YOUR OBJECTIVE -> Spot every line with the word "title" and return it.

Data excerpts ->
--------------------------------

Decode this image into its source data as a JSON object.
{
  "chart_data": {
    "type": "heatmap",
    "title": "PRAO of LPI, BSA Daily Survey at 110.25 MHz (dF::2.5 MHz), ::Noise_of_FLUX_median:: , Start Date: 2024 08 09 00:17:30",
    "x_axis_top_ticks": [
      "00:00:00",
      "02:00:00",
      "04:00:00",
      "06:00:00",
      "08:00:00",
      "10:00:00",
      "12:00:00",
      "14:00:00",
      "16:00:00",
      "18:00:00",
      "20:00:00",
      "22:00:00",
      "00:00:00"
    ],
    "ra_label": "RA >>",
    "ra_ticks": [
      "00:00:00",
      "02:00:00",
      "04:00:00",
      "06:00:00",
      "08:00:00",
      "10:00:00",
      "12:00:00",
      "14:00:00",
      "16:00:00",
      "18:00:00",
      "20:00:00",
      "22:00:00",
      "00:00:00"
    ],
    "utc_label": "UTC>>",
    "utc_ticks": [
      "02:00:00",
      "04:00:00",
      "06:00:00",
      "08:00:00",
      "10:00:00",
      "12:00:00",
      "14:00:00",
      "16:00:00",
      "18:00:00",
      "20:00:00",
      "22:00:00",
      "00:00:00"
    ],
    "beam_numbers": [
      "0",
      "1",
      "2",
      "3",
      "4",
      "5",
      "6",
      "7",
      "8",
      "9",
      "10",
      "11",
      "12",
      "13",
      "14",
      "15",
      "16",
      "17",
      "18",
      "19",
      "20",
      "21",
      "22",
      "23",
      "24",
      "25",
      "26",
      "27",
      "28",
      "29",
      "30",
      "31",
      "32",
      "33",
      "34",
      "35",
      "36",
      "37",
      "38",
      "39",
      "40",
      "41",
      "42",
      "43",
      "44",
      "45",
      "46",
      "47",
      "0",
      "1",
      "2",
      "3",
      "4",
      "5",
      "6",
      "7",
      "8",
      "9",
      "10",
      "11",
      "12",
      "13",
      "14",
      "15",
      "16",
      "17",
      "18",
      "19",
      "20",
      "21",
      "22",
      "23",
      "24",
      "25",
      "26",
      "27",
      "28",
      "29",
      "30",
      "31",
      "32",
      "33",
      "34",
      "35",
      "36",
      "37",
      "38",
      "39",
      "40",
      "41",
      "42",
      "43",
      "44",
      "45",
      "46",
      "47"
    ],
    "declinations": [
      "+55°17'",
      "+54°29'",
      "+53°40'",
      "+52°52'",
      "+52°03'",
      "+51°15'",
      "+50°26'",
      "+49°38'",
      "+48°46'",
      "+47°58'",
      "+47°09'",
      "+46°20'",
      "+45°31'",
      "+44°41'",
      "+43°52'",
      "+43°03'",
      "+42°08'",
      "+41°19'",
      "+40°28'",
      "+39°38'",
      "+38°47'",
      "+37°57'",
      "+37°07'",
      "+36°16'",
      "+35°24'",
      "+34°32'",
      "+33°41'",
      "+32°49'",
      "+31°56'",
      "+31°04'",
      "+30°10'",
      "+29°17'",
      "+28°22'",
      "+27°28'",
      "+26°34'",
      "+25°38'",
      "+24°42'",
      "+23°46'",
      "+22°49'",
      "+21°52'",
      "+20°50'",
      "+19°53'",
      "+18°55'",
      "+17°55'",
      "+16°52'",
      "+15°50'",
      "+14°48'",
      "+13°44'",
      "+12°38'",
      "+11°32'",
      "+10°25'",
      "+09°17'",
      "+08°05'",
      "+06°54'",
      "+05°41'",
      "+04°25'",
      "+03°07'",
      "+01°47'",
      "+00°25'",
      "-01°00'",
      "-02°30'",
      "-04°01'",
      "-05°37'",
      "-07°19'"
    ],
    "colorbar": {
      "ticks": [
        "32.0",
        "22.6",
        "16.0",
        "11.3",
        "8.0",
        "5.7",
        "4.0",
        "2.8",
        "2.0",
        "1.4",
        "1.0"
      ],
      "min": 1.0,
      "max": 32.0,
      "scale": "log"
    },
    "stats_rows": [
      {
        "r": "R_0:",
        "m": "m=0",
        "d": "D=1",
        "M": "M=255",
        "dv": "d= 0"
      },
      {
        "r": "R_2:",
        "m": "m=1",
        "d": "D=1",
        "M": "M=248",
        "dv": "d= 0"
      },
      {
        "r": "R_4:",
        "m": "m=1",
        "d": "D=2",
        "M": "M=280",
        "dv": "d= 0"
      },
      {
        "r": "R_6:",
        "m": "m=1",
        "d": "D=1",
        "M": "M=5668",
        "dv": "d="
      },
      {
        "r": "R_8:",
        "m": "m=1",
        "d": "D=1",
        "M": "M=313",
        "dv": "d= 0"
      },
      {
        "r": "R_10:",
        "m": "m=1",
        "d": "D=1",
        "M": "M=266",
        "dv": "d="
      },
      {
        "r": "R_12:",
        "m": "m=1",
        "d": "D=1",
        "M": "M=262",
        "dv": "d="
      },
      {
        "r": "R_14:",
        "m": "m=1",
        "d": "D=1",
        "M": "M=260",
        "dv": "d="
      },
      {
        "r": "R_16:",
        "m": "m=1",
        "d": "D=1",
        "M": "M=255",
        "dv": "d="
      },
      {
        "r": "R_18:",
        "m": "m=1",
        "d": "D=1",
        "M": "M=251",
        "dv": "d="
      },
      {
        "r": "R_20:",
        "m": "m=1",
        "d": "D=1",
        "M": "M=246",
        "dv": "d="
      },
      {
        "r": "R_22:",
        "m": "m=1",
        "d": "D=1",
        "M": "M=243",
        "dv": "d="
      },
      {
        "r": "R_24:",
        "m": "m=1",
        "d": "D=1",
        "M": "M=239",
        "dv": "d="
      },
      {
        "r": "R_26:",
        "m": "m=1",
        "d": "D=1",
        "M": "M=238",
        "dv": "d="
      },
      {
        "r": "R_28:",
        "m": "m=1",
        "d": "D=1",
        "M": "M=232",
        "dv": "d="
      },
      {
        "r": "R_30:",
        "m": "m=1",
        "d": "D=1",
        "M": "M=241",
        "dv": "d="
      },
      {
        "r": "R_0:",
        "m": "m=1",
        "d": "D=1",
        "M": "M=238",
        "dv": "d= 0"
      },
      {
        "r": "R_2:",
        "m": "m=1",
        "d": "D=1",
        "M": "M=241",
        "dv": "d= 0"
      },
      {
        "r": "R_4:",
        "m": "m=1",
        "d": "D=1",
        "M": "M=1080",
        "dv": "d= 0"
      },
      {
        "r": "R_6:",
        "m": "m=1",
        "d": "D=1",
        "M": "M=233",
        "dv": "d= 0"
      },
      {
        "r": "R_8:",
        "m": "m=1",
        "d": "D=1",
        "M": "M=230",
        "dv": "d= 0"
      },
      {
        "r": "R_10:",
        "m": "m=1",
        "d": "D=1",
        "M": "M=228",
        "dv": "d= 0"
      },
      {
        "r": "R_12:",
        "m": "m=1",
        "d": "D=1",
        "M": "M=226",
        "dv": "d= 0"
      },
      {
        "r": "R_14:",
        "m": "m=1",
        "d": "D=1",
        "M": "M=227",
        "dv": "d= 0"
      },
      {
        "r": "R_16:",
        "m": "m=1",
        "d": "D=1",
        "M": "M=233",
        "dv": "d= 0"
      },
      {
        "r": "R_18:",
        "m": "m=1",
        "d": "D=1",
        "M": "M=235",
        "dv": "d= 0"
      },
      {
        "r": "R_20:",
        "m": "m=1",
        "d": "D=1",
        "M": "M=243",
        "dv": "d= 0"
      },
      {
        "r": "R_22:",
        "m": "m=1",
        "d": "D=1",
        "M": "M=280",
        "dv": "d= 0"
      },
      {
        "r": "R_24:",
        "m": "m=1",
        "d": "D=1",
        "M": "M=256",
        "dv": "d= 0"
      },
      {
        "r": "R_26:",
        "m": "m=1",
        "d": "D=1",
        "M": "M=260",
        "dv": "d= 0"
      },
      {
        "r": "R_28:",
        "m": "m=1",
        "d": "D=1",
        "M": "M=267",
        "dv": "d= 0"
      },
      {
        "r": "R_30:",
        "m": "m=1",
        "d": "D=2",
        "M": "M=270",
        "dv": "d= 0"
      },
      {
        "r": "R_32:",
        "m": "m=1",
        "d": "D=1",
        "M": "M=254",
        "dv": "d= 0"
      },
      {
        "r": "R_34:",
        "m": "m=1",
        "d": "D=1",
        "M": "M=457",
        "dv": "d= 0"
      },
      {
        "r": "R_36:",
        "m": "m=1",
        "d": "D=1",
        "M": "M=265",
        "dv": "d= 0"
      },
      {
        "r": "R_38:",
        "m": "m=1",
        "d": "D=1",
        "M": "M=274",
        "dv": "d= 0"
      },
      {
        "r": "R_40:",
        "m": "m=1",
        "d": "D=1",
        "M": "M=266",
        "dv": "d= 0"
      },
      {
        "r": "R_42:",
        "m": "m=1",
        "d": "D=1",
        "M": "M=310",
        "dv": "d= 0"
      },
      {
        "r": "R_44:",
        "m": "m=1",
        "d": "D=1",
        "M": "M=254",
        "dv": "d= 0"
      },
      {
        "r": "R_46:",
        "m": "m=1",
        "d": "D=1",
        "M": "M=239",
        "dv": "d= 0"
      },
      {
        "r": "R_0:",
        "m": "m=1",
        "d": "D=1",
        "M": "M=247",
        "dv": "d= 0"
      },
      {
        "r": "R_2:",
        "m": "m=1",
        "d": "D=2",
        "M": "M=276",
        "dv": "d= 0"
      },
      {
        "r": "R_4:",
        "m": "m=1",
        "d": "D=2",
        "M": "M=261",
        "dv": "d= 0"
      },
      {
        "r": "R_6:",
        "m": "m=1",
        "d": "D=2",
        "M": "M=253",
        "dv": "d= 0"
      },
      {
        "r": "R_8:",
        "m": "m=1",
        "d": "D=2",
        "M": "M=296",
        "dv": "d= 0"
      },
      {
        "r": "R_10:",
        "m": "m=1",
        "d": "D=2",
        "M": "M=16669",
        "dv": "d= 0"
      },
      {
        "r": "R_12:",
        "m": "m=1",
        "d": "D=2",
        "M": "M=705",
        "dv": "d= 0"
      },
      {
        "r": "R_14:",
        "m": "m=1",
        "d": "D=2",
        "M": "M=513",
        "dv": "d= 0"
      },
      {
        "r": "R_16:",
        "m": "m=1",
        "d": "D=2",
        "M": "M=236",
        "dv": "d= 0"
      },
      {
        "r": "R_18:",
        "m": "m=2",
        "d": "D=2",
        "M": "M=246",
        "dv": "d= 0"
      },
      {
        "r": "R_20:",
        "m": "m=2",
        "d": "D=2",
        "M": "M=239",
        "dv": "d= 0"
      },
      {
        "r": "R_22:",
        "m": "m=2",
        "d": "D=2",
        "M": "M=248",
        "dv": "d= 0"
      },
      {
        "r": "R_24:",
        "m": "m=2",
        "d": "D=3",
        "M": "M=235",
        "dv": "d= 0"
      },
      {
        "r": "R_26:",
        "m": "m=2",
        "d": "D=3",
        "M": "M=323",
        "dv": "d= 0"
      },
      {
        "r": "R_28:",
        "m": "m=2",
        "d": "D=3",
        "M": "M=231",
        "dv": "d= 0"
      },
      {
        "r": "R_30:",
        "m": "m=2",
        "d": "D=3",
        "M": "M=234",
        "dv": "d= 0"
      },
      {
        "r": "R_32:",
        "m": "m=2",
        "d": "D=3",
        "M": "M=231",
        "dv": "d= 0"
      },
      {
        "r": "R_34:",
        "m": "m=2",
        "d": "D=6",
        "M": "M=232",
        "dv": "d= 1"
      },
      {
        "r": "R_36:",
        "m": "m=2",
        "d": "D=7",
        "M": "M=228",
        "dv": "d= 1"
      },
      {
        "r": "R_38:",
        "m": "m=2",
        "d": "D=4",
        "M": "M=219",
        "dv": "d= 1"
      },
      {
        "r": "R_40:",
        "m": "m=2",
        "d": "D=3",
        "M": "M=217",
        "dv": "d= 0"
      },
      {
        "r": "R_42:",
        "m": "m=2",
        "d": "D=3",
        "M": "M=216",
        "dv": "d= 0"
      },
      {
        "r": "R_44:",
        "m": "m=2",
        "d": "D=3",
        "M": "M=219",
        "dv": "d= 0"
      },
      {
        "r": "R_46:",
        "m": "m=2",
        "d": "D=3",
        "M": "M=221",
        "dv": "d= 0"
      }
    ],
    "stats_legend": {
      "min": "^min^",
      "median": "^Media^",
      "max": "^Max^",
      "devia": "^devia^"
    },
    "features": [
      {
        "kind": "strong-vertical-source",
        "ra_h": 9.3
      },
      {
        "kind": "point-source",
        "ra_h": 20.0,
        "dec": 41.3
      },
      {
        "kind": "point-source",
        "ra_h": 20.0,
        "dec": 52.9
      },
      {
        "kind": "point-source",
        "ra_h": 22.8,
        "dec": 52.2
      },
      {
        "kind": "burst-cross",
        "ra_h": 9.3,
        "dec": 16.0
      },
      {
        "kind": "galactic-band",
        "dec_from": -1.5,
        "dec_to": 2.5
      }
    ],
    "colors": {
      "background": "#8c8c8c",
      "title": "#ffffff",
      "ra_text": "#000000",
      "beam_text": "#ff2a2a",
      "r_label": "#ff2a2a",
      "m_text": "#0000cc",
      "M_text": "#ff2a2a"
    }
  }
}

--------------------------------

RESPONSE FOR THIS EXERCISE ->
    "title": "PRAO of LPI, BSA Daily Survey at 110.25 MHz (dF::2.5 MHz), ::Noise_of_FLUX_median:: , Start Date: 2024 08 09 00:17:30",
      "title": "#ffffff",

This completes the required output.